*DIRECTION*: The data must be written out once more, precisely as given.

*DATA FOR PROCESSING*:
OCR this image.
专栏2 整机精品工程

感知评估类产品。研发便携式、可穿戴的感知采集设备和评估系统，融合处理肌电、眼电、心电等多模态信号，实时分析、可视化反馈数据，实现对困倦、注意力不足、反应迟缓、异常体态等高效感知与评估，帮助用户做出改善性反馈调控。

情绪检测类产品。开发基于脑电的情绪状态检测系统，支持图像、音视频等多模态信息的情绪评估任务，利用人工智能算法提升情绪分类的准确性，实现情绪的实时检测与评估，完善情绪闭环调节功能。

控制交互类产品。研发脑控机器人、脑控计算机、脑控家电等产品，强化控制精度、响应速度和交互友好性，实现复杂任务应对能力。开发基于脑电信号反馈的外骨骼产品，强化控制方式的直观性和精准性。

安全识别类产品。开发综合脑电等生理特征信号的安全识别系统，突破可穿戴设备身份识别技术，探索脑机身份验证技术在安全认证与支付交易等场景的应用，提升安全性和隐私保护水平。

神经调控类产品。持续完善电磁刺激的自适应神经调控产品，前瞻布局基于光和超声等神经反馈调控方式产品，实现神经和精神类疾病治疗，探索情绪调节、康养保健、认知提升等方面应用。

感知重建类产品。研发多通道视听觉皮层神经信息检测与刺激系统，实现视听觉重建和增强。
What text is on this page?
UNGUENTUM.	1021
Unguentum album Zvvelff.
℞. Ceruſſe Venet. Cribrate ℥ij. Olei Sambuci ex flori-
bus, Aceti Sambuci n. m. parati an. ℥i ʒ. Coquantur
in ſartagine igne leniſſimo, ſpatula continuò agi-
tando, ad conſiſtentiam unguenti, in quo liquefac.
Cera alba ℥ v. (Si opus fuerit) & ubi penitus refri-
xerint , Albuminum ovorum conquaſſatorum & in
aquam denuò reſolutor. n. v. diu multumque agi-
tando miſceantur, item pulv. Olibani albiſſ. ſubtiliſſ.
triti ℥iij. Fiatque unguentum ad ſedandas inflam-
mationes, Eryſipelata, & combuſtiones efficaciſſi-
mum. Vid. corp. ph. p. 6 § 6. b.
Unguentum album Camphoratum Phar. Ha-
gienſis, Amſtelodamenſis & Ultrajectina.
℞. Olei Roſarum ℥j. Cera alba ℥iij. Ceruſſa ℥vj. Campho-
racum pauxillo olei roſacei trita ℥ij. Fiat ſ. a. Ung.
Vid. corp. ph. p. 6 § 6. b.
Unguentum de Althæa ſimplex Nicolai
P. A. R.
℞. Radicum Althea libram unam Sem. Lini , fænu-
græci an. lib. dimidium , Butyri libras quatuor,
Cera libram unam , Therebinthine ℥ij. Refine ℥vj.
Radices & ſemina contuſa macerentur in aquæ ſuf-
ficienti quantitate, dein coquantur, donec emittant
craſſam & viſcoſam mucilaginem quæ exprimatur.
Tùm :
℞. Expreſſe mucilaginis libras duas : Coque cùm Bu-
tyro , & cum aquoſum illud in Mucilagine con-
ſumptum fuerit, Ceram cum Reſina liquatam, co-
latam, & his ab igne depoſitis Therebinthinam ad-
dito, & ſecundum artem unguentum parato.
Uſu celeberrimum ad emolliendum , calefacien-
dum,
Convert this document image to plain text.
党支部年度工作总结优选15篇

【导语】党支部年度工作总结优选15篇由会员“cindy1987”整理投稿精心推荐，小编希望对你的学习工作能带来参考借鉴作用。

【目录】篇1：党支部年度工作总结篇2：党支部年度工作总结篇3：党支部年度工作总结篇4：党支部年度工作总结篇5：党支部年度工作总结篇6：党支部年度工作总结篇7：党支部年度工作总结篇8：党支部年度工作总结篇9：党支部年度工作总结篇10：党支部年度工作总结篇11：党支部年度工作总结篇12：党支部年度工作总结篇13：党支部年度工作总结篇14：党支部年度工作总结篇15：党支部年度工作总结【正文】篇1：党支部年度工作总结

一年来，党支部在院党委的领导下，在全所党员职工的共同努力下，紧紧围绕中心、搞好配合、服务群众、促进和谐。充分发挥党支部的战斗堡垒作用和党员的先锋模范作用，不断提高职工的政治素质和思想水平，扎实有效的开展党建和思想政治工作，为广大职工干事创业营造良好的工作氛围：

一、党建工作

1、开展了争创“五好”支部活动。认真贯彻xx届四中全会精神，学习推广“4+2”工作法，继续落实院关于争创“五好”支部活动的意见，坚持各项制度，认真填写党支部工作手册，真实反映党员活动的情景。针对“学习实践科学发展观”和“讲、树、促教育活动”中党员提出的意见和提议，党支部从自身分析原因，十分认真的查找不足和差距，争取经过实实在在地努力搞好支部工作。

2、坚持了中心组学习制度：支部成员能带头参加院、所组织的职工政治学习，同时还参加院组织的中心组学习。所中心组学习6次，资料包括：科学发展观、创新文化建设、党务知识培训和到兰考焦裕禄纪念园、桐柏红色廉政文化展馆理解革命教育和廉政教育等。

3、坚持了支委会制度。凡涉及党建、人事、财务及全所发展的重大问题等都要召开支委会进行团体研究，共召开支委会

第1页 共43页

*ANSWER*:
OCR this image.
专栏2 整机精品工程

感知评估类产品。研发便携式、可穿戴的感知采集设备和评估系统，融合处理肌电、眼电、心电等多模态信号，实时分析、可视化反馈数据，实现对困倦、注意力不足、反应迟缓、异常体态等高效感知与评估，帮助用户做出改善性反馈调控。

情绪检测类产品。开发基于脑电的情绪状态检测系统，支持图像、音视频等多模态信息的情绪评估任务，利用人工智能算法提升情绪分类的准确性，实现情绪的实时检测与评估，完善情绪闭环调节功能。

控制交互类产品。研发脑控机器人、脑控计算机、脑控家电等产品，强化控制精度、响应速度和交互友好性，实现复杂任务应对能力。开发基于脑电信号反馈的外骨骼产品，强化控制方式的直观性和精准性。

安全识别类产品。开发综合脑电等生理特征信号的安全识别系统，突破可穿戴设备身份识别技术，探索脑机身份验证技术在安全认证与支付交易等场景的应用，提升安全性和隐私保护水平。

神经调控类产品。持续完善电磁刺激的自适应神经调控产品，前瞻布局基于光和超声等神经反馈调控方式产品，实现神经和精神类疾病治疗，探索情绪调节、康养保健、认知提升等方面应用。

感知重建类产品。研发多通道视听觉皮层神经信息检测与刺激系统，实现视听觉重建和增强。
What text is on this page?
UNGUENTUM.	1021
Unguentum album Zvvelff.
℞. Ceruſſe Venet. Cribrate ℥ij. Olei Sambuci ex flori-
bus, Aceti Sambuci n. m. parati an. ℥i ʒ. Coquantur
in ſartagine igne leniſſimo, ſpatula continuò agi-
tando, ad conſiſtentiam unguenti, in quo liquefac.
Cera alba ℥ v. (Si opus fuerit) & ubi penitus refri-
xerint , Albuminum ovorum conquaſſatorum & in
aquam denuò reſolutor. n. v. diu multumque agi-
tando miſceantur, item pulv. Olibani albiſſ. ſubtiliſſ.
triti ℥iij. Fiatque unguentum ad ſedandas inflam-
mationes, Eryſipelata, & combuſtiones efficaciſſi-
mum. Vid. corp. ph. p. 6 § 6. b.
Unguentum album Camphoratum Phar. Ha-
gienſis, Amſtelodamenſis & Ultrajectina.
℞. Olei Roſarum ℥j. Cera alba ℥iij. Ceruſſa ℥vj. Campho-
racum pauxillo olei roſacei trita ℥ij. Fiat ſ. a. Ung.
Vid. corp. ph. p. 6 § 6. b.
Unguentum de Althæa ſimplex Nicolai
P. A. R.
℞. Radicum Althea libram unam Sem. Lini , fænu-
græci an. lib. dimidium , Butyri libras quatuor,
Cera libram unam , Therebinthine ℥ij. Refine ℥vj.
Radices & ſemina contuſa macerentur in aquæ ſuf-
ficienti quantitate, dein coquantur, donec emittant
craſſam & viſcoſam mucilaginem quæ exprimatur.
Tùm :
℞. Expreſſe mucilaginis libras duas : Coque cùm Bu-
tyro , & cum aquoſum illud in Mucilagine con-
ſumptum fuerit, Ceram cum Reſina liquatam, co-
latam, & his ab igne depoſitis Therebinthinam ad-
dito, & ſecundum artem unguentum parato.
Uſu celeberrimum ad emolliendum , calefacien-
dum,
Convert this document image to plain text.
党支部年度工作总结优选15篇

【导语】党支部年度工作总结优选15篇由会员“cindy1987”整理投稿精心推荐，小编希望对你的学习工作能带来参考借鉴作用。

【目录】篇1：党支部年度工作总结篇2：党支部年度工作总结篇3：党支部年度工作总结篇4：党支部年度工作总结篇5：党支部年度工作总结篇6：党支部年度工作总结篇7：党支部年度工作总结篇8：党支部年度工作总结篇9：党支部年度工作总结篇10：党支部年度工作总结篇11：党支部年度工作总结篇12：党支部年度工作总结篇13：党支部年度工作总结篇14：党支部年度工作总结篇15：党支部年度工作总结【正文】篇1：党支部年度工作总结

一年来，党支部在院党委的领导下，在全所党员职工的共同努力下，紧紧围绕中心、搞好配合、服务群众、促进和谐。充分发挥党支部的战斗堡垒作用和党员的先锋模范作用，不断提高职工的政治素质和思想水平，扎实有效的开展党建和思想政治工作，为广大职工干事创业营造良好的工作氛围：

一、党建工作

1、开展了争创“五好”支部活动。认真贯彻xx届四中全会精神，学习推广“4+2”工作法，继续落实院关于争创“五好”支部活动的意见，坚持各项制度，认真填写党支部工作手册，真实反映党员活动的情景。针对“学习实践科学发展观”和“讲、树、促教育活动”中党员提出的意见和提议，党支部从自身分析原因，十分认真的查找不足和差距，争取经过实实在在地努力搞好支部工作。

2、坚持了中心组学习制度：支部成员能带头参加院、所组织的职工政治学习，同时还参加院组织的中心组学习。所中心组学习6次，资料包括：科学发展观、创新文化建设、党务知识培训和到兰考焦裕禄纪念园、桐柏红色廉政文化展馆理解革命教育和廉政教育等。

3、坚持了支委会制度。凡涉及党建、人事、财务及全所发展的重大问题等都要召开支委会进行团体研究，共召开支委会

第1页 共43页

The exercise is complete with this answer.